>> START
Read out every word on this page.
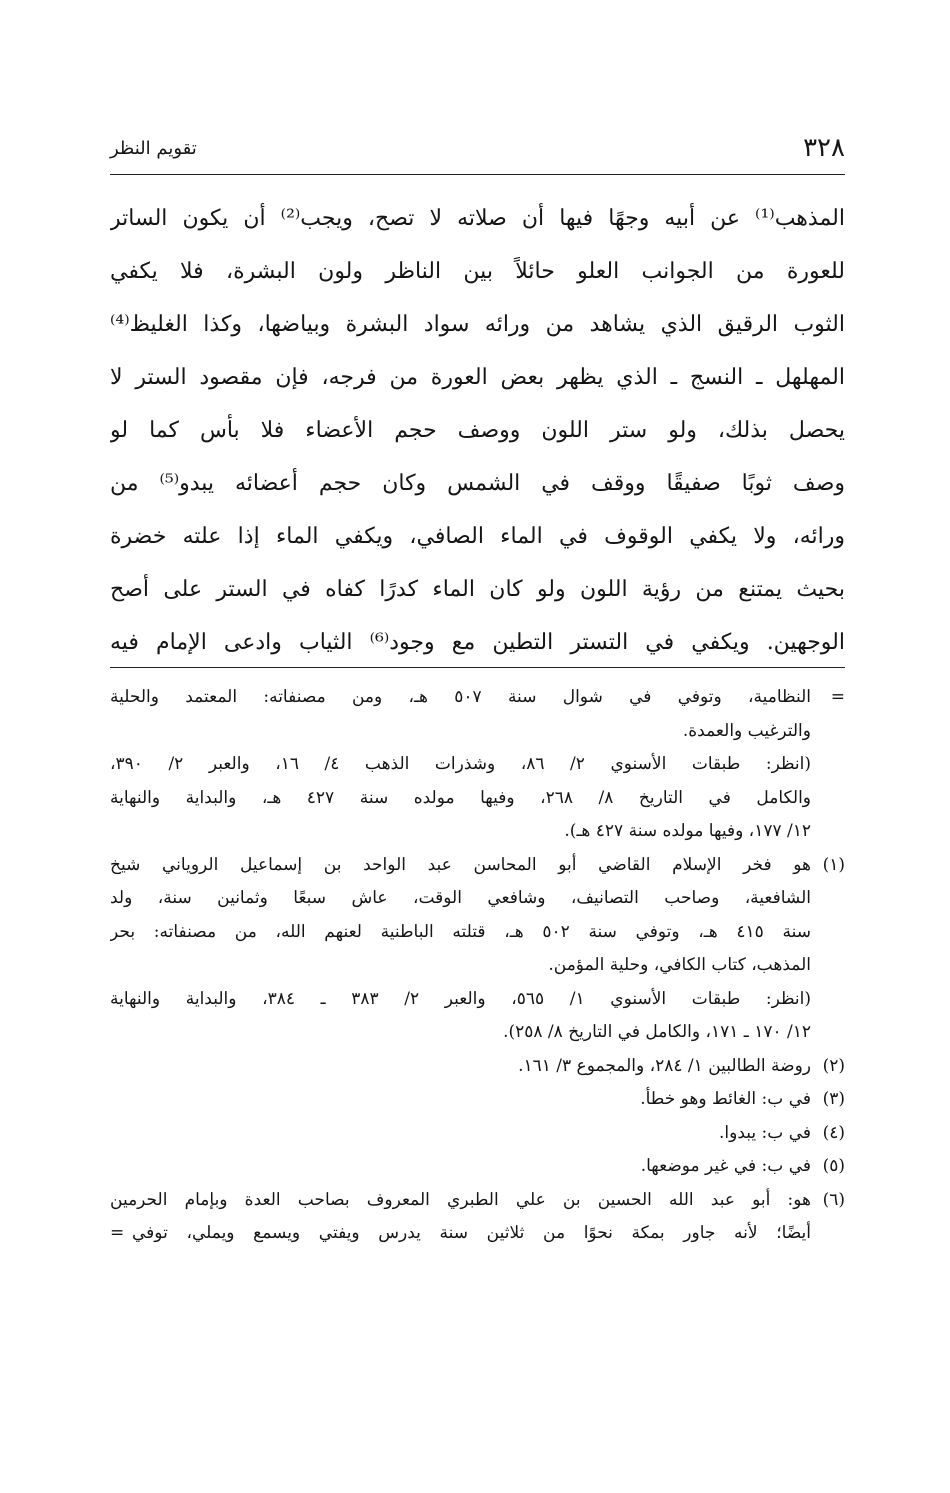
٣٢٨
تقويم النظر
المذهب⁽¹⁾ عن أبيه وجهًا فيها أن صلاته لا تصح، ويجب⁽²⁾ أن يكون الساتر
للعورة من الجوانب العلو حائلاً بين الناظر ولون البشرة، فلا يكفي
الثوب الرقيق الذي يشاهد من ورائه سواد البشرة وبياضها، وكذا الغليظ⁽⁴⁾
المهلهل ـ النسج ـ الذي يظهر بعض العورة من فرجه، فإن مقصود الستر لا
يحصل بذلك، ولو ستر اللون ووصف حجم الأعضاء فلا بأس كما لو
وصف ثوبًا صفيقًا ووقف في الشمس وكان حجم أعضائه يبدو⁽⁵⁾ من
ورائه، ولا يكفي الوقوف في الماء الصافي، ويكفي الماء إذا علته خضرة
بحيث يمتنع من رؤية اللون ولو كان الماء كدرًا كفاه في الستر على أصح
الوجهين. ويكفي في التستر التطين مع وجود⁽⁶⁾ الثياب وادعى الإمام فيه
=
النظامية، وتوفي في شوال سنة ٥٠٧ هـ، ومن مصنفاته: المعتمد والحلية
والترغيب والعمدة.
(انظر: طبقات الأسنوي ٢/ ٨٦، وشذرات الذهب ٤/ ١٦، والعبر ٢/ ٣٩٠،
والكامل في التاريخ ٨/ ٢٦٨، وفيها مولده سنة ٤٢٧ هـ، والبداية والنهاية
١٢/ ١٧٧، وفيها مولده سنة ٤٢٧ هـ).
(١)
هو فخر الإسلام القاضي أبو المحاسن عبد الواحد بن إسماعيل الروياني شيخ
الشافعية، وصاحب التصانيف، وشافعي الوقت، عاش سبعًا وثمانين سنة، ولد
سنة ٤١٥ هـ، وتوفي سنة ٥٠٢ هـ، قتلته الباطنية لعنهم الله، من مصنفاته: بحر
المذهب، كتاب الكافي، وحلية المؤمن.
(انظر: طبقات الأسنوي ١/ ٥٦٥، والعبر ٢/ ٣٨٣ ـ ٣٨٤، والبداية والنهاية
١٢/ ١٧٠ ـ ١٧١، والكامل في التاريخ ٨/ ٢٥٨).
(٢)
روضة الطالبين ١/ ٢٨٤، والمجموع ٣/ ١٦١.
(٣)
في ب: الغائط وهو خطأ.
(٤)
في ب: يبدوا.
(٥)
في ب: في غير موضعها.
(٦)
هو: أبو عبد الله الحسين بن علي الطبري المعروف بصاحب العدة وبإمام الحرمين
أيضًا؛ لأنه جاور بمكة نحوًا من ثلاثين سنة يدرس ويفتي ويسمع ويملي، توفي
=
>> END
Select and copy every line of the listing with the word "وتوفي".

النظامية، وتوفي في شوال سنة ٥٠٧ هـ، ومن مصنفاته: المعتمد والحلية
سنة ٤١٥ هـ، وتوفي سنة ٥٠٢ هـ، قتلته الباطنية لعنهم الله، من مصنفاته: بحر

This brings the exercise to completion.